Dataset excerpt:
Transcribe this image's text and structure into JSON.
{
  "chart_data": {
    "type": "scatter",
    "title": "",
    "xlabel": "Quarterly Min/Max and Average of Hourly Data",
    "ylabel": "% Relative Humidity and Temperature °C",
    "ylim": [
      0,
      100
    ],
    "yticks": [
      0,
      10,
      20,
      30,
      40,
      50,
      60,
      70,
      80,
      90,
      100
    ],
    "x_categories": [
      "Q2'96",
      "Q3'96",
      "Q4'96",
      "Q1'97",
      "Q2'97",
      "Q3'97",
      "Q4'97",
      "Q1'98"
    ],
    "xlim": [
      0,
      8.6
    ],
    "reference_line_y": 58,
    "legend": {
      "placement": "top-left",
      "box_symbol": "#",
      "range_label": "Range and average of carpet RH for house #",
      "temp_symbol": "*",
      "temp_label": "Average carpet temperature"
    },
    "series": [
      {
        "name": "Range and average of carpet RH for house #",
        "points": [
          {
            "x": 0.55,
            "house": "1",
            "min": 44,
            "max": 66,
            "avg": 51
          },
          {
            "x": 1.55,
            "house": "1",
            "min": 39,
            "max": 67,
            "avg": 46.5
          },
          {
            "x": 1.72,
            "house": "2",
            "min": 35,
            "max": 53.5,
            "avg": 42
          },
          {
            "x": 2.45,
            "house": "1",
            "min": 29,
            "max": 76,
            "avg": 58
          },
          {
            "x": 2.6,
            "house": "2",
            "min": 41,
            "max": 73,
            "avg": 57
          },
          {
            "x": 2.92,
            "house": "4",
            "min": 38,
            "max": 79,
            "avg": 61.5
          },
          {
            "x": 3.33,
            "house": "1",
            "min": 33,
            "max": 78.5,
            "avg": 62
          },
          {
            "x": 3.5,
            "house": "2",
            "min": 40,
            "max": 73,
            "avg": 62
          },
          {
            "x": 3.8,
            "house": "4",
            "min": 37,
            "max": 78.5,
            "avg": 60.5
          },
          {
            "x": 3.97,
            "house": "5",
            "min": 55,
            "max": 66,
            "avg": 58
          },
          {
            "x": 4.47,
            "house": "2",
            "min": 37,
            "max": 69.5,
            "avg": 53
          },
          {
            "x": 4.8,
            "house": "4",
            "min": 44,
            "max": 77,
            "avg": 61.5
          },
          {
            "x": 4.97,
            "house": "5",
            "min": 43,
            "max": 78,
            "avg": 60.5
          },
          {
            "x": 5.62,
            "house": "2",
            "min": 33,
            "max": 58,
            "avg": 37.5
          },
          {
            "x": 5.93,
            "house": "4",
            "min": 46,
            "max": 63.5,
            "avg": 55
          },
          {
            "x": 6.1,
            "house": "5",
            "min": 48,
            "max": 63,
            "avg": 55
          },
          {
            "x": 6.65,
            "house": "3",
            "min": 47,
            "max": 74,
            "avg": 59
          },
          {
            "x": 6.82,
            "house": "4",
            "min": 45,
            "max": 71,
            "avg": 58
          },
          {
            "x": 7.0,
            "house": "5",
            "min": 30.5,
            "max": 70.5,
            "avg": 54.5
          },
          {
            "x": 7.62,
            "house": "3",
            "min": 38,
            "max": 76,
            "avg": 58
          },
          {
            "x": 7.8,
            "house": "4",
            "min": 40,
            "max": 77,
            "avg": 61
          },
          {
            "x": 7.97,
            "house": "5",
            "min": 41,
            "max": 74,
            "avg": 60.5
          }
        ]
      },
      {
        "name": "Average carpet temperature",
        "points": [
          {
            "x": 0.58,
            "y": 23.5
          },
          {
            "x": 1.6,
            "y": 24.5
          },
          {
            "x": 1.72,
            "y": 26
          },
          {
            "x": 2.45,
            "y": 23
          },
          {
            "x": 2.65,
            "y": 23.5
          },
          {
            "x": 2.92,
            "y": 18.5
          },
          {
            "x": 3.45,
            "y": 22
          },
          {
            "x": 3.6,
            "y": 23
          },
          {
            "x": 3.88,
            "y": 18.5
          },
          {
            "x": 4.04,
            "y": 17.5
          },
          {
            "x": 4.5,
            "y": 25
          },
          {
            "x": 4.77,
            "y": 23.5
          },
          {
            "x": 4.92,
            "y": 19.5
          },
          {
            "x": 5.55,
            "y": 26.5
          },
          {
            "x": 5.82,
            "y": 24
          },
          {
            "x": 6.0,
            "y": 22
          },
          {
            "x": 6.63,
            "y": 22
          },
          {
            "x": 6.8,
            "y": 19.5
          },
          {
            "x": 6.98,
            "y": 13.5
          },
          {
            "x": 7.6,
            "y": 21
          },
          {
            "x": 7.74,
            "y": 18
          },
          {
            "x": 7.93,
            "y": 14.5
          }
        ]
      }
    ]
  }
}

GIVEN INSTRUCTION -
Only the number should be given: how many lines of the data contain the word "Range"?

COMPLETE OUTPUT -
2